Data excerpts

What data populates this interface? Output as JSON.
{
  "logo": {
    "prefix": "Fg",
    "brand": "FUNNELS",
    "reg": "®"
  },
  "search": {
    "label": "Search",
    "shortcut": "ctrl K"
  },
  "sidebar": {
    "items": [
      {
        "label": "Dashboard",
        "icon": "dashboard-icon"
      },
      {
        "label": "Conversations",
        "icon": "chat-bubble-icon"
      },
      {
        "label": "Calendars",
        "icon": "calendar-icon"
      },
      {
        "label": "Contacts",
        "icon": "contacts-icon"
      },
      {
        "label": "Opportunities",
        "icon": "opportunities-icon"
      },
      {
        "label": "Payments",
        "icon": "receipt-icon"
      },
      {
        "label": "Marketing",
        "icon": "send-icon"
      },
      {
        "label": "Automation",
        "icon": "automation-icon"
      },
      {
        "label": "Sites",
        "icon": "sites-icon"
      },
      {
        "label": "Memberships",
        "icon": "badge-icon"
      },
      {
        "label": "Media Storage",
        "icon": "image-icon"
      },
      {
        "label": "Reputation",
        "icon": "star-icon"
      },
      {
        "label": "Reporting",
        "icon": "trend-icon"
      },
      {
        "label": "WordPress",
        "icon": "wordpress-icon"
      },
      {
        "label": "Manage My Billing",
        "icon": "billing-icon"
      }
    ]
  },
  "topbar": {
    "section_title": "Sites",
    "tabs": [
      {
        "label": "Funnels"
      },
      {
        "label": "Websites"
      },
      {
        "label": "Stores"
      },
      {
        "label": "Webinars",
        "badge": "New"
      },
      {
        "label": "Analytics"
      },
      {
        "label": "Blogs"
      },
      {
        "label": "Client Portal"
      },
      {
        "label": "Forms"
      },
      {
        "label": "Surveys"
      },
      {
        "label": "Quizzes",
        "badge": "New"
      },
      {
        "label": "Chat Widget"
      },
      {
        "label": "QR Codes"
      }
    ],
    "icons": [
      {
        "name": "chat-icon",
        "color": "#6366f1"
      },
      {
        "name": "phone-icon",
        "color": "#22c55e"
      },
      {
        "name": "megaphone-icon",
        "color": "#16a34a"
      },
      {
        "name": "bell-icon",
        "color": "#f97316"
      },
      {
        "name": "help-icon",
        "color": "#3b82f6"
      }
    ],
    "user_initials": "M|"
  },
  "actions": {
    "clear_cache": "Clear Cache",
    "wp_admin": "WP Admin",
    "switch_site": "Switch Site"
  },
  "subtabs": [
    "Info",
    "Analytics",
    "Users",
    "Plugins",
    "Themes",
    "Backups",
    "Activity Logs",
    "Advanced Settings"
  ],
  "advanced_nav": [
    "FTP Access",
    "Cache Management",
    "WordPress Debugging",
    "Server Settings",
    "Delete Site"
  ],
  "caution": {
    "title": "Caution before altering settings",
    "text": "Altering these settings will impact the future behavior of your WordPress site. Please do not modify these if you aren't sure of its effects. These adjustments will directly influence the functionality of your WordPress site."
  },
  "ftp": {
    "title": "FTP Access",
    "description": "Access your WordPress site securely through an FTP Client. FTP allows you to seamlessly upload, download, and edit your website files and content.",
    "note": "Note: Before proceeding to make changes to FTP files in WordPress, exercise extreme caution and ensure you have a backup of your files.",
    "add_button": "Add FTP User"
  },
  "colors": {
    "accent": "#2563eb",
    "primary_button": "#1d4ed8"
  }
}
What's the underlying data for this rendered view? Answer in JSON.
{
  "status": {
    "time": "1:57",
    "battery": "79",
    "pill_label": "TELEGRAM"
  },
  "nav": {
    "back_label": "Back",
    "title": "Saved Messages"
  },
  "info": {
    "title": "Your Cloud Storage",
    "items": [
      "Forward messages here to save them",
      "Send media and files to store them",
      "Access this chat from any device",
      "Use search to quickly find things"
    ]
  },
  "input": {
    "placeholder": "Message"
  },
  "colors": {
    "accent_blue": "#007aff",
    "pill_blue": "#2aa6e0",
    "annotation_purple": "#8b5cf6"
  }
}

GOAL: The listing above should be transcribed in full, exactly as written.

SOLUTION FOR THIS EXERCISE:
What data populates this interface? Output as JSON.
{
  "logo": {
    "prefix": "Fg",
    "brand": "FUNNELS",
    "reg": "®"
  },
  "search": {
    "label": "Search",
    "shortcut": "ctrl K"
  },
  "sidebar": {
    "items": [
      {
        "label": "Dashboard",
        "icon": "dashboard-icon"
      },
      {
        "label": "Conversations",
        "icon": "chat-bubble-icon"
      },
      {
        "label": "Calendars",
        "icon": "calendar-icon"
      },
      {
        "label": "Contacts",
        "icon": "contacts-icon"
      },
      {
        "label": "Opportunities",
        "icon": "opportunities-icon"
      },
      {
        "label": "Payments",
        "icon": "receipt-icon"
      },
      {
        "label": "Marketing",
        "icon": "send-icon"
      },
      {
        "label": "Automation",
        "icon": "automation-icon"
      },
      {
        "label": "Sites",
        "icon": "sites-icon"
      },
      {
        "label": "Memberships",
        "icon": "badge-icon"
      },
      {
        "label": "Media Storage",
        "icon": "image-icon"
      },
      {
        "label": "Reputation",
        "icon": "star-icon"
      },
      {
        "label": "Reporting",
        "icon": "trend-icon"
      },
      {
        "label": "WordPress",
        "icon": "wordpress-icon"
      },
      {
        "label": "Manage My Billing",
        "icon": "billing-icon"
      }
    ]
  },
  "topbar": {
    "section_title": "Sites",
    "tabs": [
      {
        "label": "Funnels"
      },
      {
        "label": "Websites"
      },
      {
        "label": "Stores"
      },
      {
        "label": "Webinars",
        "badge": "New"
      },
      {
        "label": "Analytics"
      },
      {
        "label": "Blogs"
      },
      {
        "label": "Client Portal"
      },
      {
        "label": "Forms"
      },
      {
        "label": "Surveys"
      },
      {
        "label": "Quizzes",
        "badge": "New"
      },
      {
        "label": "Chat Widget"
      },
      {
        "label": "QR Codes"
      }
    ],
    "icons": [
      {
        "name": "chat-icon",
        "color": "#6366f1"
      },
      {
        "name": "phone-icon",
        "color": "#22c55e"
      },
      {
        "name": "megaphone-icon",
        "color": "#16a34a"
      },
      {
        "name": "bell-icon",
        "color": "#f97316"
      },
      {
        "name": "help-icon",
        "color": "#3b82f6"
      }
    ],
    "user_initials": "M|"
  },
  "actions": {
    "clear_cache": "Clear Cache",
    "wp_admin": "WP Admin",
    "switch_site": "Switch Site"
  },
  "subtabs": [
    "Info",
    "Analytics",
    "Users",
    "Plugins",
    "Themes",
    "Backups",
    "Activity Logs",
    "Advanced Settings"
  ],
  "advanced_nav": [
    "FTP Access",
    "Cache Management",
    "WordPress Debugging",
    "Server Settings",
    "Delete Site"
  ],
  "caution": {
    "title": "Caution before altering settings",
    "text": "Altering these settings will impact the future behavior of your WordPress site. Please do not modify these if you aren't sure of its effects. These adjustments will directly influence the functionality of your WordPress site."
  },
  "ftp": {
    "title": "FTP Access",
    "description": "Access your WordPress site securely through an FTP Client. FTP allows you to seamlessly upload, download, and edit your website files and content.",
    "note": "Note: Before proceeding to make changes to FTP files in WordPress, exercise extreme caution and ensure you have a backup of your files.",
    "add_button": "Add FTP User"
  },
  "colors": {
    "accent": "#2563eb",
    "primary_button": "#1d4ed8"
  }
}
What's the underlying data for this rendered view? Answer in JSON.
{
  "status": {
    "time": "1:57",
    "battery": "79",
    "pill_label": "TELEGRAM"
  },
  "nav": {
    "back_label": "Back",
    "title": "Saved Messages"
  },
  "info": {
    "title": "Your Cloud Storage",
    "items": [
      "Forward messages here to save them",
      "Send media and files to store them",
      "Access this chat from any device",
      "Use search to quickly find things"
    ]
  },
  "input": {
    "placeholder": "Message"
  },
  "colors": {
    "accent_blue": "#007aff",
    "pill_blue": "#2aa6e0",
    "annotation_purple": "#8b5cf6"
  }
}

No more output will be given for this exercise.